What the task requires> Reproduce all of the data that follows, character for character.

________

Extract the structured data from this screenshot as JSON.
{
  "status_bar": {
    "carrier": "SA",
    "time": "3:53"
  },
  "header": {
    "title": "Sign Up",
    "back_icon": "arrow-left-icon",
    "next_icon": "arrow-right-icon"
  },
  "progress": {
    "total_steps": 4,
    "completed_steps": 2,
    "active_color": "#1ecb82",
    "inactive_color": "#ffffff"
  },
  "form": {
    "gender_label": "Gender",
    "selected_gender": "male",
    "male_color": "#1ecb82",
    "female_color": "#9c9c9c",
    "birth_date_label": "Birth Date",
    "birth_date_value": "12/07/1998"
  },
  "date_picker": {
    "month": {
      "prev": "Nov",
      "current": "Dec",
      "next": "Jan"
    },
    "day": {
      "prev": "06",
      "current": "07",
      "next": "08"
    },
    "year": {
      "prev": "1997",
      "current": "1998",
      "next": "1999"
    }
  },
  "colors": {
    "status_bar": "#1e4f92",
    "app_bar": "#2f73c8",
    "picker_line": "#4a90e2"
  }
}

________

Expected answer>
Extract the structured data from this screenshot as JSON.
{
  "status_bar": {
    "carrier": "SA",
    "time": "3:53"
  },
  "header": {
    "title": "Sign Up",
    "back_icon": "arrow-left-icon",
    "next_icon": "arrow-right-icon"
  },
  "progress": {
    "total_steps": 4,
    "completed_steps": 2,
    "active_color": "#1ecb82",
    "inactive_color": "#ffffff"
  },
  "form": {
    "gender_label": "Gender",
    "selected_gender": "male",
    "male_color": "#1ecb82",
    "female_color": "#9c9c9c",
    "birth_date_label": "Birth Date",
    "birth_date_value": "12/07/1998"
  },
  "date_picker": {
    "month": {
      "prev": "Nov",
      "current": "Dec",
      "next": "Jan"
    },
    "day": {
      "prev": "06",
      "current": "07",
      "next": "08"
    },
    "year": {
      "prev": "1997",
      "current": "1998",
      "next": "1999"
    }
  },
  "colors": {
    "status_bar": "#1e4f92",
    "app_bar": "#2f73c8",
    "picker_line": "#4a90e2"
  }
}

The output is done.